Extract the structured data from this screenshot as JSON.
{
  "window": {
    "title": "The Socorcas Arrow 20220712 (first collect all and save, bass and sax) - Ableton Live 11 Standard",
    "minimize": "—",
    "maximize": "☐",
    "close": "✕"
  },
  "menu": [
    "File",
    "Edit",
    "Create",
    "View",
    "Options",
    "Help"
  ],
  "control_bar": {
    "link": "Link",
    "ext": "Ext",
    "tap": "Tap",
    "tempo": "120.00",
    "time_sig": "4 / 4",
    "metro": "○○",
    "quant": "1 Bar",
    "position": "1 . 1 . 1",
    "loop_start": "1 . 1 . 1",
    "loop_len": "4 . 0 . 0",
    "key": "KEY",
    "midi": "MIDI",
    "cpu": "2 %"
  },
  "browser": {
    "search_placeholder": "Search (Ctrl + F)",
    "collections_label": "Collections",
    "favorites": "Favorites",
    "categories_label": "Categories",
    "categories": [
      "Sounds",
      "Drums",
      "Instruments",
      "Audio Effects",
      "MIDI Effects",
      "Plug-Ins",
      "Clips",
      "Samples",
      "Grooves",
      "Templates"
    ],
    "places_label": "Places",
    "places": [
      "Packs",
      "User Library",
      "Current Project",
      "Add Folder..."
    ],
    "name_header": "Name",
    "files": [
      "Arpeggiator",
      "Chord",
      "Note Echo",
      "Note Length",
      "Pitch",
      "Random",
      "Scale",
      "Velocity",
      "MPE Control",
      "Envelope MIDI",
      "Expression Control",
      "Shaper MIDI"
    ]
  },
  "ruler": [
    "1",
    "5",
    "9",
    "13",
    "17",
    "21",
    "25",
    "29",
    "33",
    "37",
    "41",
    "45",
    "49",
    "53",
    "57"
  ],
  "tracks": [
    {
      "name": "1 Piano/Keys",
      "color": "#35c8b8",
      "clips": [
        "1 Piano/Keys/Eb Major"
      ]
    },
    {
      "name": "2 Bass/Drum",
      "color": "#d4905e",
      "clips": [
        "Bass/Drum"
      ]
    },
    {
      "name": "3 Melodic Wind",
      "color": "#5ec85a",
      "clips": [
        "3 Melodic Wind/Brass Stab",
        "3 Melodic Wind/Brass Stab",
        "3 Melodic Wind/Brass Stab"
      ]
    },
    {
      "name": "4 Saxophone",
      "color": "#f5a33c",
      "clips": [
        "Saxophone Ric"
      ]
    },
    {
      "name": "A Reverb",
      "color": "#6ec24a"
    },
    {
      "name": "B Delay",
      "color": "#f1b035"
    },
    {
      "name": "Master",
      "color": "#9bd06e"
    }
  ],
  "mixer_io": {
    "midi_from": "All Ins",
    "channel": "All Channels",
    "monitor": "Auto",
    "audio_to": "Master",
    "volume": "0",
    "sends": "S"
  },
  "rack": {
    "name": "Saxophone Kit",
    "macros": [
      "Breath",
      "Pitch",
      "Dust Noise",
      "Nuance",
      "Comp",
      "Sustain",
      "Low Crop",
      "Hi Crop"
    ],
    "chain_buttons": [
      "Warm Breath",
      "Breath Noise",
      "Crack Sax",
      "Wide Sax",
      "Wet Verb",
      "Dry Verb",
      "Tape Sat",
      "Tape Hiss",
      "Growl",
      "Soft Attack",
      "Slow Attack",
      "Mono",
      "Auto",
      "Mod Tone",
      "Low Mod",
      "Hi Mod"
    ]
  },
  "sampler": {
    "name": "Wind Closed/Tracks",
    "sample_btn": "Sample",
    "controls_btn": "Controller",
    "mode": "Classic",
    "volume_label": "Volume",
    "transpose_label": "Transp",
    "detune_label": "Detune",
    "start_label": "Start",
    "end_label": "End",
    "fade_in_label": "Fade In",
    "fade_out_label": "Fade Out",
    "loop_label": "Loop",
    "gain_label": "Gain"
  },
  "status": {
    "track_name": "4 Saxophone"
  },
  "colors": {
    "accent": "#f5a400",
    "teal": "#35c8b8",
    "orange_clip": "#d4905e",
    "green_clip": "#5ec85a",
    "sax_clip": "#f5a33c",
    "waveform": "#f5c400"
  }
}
● ● ● ● ●
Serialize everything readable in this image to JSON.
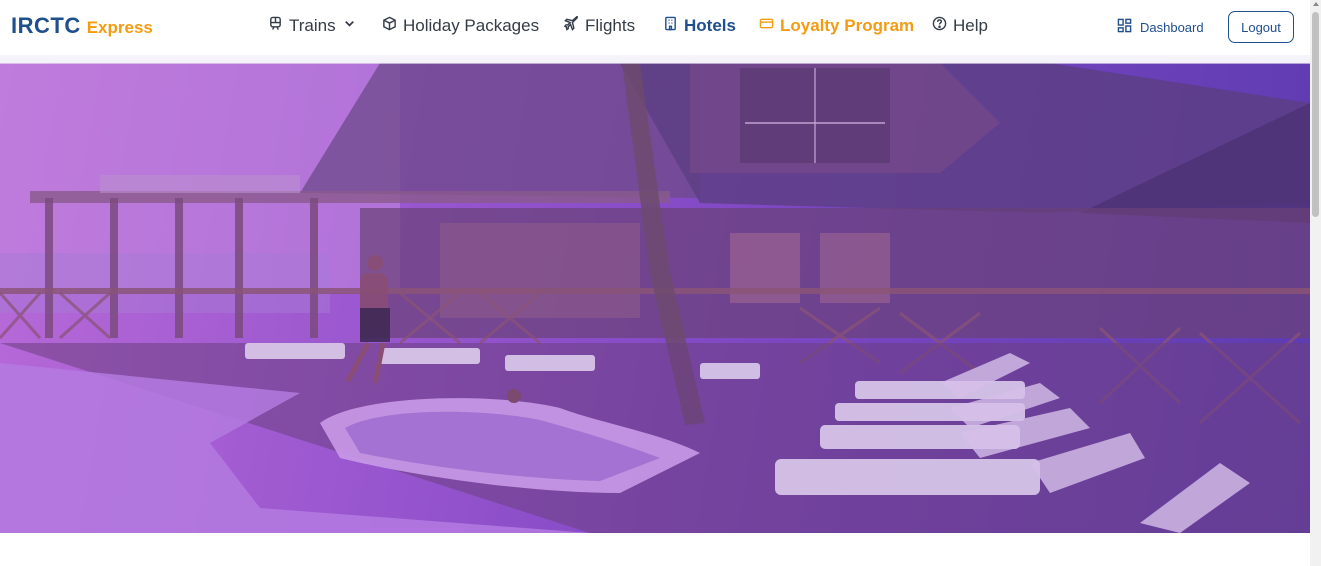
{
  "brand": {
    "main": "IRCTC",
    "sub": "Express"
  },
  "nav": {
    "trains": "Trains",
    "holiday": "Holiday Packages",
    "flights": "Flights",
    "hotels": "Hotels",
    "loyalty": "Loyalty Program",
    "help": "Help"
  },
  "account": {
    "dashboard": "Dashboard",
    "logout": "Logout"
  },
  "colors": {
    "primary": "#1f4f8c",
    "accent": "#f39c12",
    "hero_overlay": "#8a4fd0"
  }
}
● ● ● ● ●
Gather from the data above every line with the string "JSON".

-- Response --
Extract the structured data from this screenshot as JSON.
Serialize everything readable in this image to JSON.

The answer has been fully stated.